• _Extracted data entries_:
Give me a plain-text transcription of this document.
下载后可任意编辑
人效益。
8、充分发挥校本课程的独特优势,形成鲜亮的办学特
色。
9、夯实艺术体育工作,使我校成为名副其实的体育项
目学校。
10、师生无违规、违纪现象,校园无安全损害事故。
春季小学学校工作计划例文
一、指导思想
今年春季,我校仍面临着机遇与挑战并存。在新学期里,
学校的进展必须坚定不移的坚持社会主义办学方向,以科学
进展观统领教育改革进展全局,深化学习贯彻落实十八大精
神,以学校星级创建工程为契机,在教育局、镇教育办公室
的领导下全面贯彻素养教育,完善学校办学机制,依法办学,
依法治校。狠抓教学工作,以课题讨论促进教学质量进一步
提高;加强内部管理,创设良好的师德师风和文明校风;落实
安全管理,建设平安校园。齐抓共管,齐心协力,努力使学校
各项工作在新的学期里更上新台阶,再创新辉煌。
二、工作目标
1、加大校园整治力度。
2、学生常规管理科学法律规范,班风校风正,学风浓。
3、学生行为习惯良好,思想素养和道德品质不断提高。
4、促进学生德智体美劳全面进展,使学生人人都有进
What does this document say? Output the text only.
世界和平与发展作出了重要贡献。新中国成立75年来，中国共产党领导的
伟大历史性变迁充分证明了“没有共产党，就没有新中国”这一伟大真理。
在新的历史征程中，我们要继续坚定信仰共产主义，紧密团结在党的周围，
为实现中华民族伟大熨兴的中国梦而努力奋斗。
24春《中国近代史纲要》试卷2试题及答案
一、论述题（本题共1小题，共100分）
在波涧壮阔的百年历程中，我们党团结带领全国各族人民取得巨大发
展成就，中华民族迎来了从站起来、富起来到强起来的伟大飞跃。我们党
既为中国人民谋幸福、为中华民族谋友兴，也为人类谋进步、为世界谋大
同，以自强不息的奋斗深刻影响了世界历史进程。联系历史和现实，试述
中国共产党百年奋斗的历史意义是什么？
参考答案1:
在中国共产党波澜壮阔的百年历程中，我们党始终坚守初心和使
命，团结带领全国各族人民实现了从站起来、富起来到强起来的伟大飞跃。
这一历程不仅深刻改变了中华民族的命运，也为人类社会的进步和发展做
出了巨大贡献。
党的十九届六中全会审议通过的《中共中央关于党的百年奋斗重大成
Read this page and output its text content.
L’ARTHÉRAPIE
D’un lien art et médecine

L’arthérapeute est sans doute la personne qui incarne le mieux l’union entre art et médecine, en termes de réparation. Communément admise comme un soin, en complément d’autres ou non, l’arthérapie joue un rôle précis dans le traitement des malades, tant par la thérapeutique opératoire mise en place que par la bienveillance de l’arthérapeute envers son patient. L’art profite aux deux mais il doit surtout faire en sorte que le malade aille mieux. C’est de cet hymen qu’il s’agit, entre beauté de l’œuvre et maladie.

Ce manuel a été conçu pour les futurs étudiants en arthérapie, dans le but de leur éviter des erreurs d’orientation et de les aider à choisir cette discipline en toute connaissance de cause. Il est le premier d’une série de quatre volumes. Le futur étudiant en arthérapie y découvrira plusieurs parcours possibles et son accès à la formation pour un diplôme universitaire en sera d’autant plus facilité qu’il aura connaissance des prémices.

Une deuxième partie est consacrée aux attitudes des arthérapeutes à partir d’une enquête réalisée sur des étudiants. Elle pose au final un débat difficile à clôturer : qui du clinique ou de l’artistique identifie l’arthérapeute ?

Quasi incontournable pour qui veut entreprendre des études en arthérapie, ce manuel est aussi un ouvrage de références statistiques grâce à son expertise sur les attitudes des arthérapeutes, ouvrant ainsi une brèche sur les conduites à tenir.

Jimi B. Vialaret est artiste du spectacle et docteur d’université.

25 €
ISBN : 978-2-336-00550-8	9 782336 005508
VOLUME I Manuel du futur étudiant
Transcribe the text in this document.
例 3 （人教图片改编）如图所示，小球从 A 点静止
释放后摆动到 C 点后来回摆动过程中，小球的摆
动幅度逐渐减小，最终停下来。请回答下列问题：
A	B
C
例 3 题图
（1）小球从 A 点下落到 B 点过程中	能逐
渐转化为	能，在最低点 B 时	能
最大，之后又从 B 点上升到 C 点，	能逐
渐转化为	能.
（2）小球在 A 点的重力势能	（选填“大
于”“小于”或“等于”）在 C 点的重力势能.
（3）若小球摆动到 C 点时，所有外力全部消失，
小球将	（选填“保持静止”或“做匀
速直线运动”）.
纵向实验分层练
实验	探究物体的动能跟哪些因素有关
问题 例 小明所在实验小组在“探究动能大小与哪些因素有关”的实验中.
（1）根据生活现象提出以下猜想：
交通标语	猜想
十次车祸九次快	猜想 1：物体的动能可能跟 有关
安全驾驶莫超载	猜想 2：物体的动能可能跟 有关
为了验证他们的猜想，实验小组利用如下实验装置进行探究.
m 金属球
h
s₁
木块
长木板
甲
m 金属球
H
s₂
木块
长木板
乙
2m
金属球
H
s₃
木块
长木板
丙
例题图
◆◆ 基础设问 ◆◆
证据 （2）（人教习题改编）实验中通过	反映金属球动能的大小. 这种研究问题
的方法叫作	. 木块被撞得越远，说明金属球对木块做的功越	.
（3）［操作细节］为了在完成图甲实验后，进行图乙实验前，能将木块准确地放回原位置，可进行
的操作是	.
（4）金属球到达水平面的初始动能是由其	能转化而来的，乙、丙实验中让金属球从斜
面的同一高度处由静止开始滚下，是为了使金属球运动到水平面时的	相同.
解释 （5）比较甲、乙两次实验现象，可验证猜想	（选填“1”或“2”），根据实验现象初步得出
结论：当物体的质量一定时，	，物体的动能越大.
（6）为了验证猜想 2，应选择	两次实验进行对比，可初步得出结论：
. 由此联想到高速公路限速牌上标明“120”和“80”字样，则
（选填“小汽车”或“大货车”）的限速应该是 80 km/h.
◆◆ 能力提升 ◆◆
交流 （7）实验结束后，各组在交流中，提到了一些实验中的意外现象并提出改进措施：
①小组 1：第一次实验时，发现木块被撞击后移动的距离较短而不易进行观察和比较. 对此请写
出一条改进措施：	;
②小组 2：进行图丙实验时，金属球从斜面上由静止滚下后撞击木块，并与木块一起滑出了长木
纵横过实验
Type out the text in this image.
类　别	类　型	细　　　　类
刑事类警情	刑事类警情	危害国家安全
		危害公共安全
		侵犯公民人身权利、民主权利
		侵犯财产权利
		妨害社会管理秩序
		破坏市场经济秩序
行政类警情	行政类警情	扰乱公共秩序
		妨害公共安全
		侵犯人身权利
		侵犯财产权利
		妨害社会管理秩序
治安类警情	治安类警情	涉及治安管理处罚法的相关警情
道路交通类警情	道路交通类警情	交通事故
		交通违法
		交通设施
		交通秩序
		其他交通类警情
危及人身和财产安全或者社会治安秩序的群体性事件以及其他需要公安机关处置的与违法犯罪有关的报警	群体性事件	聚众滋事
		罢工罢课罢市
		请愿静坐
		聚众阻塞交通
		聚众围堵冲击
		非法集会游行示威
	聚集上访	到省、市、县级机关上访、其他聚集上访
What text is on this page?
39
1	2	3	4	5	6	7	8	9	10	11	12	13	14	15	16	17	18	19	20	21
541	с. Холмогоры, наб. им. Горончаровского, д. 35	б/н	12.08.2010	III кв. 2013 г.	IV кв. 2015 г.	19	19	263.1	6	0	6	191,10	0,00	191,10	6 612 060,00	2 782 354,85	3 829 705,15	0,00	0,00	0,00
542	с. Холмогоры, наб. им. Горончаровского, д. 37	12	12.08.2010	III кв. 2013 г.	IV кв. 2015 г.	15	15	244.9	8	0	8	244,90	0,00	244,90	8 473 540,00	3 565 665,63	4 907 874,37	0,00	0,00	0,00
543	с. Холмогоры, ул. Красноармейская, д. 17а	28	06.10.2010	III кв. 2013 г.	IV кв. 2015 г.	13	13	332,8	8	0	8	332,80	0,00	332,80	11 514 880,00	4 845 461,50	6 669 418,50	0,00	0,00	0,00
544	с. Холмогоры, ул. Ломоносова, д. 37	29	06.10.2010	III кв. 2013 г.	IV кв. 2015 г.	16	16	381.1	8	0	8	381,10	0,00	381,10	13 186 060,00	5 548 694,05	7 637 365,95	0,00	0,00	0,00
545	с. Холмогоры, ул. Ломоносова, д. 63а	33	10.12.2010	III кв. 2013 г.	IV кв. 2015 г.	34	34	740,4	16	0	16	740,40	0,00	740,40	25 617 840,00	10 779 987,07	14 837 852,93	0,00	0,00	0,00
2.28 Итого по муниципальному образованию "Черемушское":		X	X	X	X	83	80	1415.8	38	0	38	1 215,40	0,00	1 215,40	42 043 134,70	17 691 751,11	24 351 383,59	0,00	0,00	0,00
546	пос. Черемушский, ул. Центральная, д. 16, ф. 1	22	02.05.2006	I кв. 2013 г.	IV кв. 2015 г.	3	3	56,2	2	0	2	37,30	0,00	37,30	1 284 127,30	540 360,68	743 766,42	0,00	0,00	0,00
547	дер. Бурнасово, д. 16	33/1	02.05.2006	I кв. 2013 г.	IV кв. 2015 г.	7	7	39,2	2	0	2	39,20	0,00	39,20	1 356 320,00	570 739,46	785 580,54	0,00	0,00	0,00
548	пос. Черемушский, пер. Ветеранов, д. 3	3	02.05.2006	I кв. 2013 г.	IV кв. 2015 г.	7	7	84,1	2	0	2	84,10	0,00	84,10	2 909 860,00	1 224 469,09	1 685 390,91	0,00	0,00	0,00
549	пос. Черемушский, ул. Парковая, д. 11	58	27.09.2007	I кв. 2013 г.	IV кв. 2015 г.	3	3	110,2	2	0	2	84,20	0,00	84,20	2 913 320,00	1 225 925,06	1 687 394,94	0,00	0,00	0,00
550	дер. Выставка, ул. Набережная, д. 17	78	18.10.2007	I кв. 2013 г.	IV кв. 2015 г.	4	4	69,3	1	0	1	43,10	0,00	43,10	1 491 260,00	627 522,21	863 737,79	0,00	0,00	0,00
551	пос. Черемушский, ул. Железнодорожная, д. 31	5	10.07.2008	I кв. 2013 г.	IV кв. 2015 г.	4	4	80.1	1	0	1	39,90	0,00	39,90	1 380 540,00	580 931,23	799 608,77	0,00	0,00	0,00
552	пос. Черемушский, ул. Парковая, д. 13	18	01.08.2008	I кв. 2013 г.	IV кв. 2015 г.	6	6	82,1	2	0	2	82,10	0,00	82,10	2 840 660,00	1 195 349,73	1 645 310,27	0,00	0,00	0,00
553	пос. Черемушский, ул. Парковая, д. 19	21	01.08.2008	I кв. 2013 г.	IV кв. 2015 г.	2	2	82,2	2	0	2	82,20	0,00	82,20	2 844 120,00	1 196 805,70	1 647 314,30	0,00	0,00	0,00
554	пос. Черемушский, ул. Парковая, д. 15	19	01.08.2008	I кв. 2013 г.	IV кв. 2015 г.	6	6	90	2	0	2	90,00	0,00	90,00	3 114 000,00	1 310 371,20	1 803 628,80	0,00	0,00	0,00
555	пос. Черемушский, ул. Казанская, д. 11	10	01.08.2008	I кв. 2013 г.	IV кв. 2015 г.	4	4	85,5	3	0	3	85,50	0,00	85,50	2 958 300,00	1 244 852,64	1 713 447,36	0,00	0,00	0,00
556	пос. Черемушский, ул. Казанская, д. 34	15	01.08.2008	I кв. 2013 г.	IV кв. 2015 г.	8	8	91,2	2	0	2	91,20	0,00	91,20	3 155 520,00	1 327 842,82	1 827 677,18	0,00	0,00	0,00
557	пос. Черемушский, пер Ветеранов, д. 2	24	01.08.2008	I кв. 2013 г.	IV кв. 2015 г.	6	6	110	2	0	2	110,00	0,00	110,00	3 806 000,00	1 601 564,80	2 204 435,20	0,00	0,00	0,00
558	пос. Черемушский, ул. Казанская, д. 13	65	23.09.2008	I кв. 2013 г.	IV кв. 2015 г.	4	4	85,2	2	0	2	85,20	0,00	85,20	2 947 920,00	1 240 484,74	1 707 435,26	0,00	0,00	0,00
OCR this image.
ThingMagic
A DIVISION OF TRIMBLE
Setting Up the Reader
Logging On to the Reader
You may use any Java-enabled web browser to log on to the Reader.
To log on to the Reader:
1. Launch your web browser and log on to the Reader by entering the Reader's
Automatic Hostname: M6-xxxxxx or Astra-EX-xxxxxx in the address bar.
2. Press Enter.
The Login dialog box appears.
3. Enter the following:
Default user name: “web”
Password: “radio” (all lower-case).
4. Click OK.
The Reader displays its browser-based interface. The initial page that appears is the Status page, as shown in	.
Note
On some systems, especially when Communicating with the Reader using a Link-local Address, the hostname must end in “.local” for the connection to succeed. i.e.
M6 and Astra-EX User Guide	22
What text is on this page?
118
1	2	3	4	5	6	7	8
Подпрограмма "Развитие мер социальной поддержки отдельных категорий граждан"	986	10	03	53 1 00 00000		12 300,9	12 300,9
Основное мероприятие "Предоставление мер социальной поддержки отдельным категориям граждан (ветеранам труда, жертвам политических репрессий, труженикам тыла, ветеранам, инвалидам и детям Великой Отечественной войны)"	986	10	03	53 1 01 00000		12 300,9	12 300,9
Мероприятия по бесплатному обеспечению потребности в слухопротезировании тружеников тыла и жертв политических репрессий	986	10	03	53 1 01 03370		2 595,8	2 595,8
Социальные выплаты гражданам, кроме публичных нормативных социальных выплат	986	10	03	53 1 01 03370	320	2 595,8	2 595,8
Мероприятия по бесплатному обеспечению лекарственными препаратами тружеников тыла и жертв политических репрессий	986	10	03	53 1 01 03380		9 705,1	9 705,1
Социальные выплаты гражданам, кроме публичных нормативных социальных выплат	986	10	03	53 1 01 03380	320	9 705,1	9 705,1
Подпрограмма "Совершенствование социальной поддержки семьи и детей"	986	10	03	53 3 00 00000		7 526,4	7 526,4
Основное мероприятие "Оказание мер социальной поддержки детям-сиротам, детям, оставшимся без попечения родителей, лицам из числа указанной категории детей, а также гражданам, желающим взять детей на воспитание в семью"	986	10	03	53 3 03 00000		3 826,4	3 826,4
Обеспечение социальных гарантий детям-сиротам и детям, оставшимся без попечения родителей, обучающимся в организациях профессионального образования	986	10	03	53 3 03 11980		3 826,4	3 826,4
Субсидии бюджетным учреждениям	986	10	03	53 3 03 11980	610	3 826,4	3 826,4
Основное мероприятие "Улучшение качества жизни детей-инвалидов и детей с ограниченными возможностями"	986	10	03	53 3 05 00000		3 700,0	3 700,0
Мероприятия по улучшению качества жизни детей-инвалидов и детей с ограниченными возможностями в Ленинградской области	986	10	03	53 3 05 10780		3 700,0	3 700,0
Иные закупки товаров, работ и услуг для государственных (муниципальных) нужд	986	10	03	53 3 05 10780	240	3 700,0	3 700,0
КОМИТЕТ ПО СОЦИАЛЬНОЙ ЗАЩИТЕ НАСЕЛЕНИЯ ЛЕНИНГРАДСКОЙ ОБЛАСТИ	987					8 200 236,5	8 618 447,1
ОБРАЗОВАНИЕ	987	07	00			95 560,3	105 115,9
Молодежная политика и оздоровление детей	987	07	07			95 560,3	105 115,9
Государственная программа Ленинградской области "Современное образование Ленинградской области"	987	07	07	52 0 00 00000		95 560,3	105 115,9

• _EXERCISE DETAILS_: Using the records given above, list every line that includes the word "качества".

• _EXERCISE RESPONSE_:
Основное мероприятие "Улучшение качества жизни детей-инвалидов и детей с ограниченными возможностями"	986	10	03	53 3 05 00000		3 700,0	3 700,0
Мероприятия по улучшению качества жизни детей-инвалидов и детей с ограниченными возможностями в Ленинградской области	986	10	03	53 3 05 10780		3 700,0	3 700,0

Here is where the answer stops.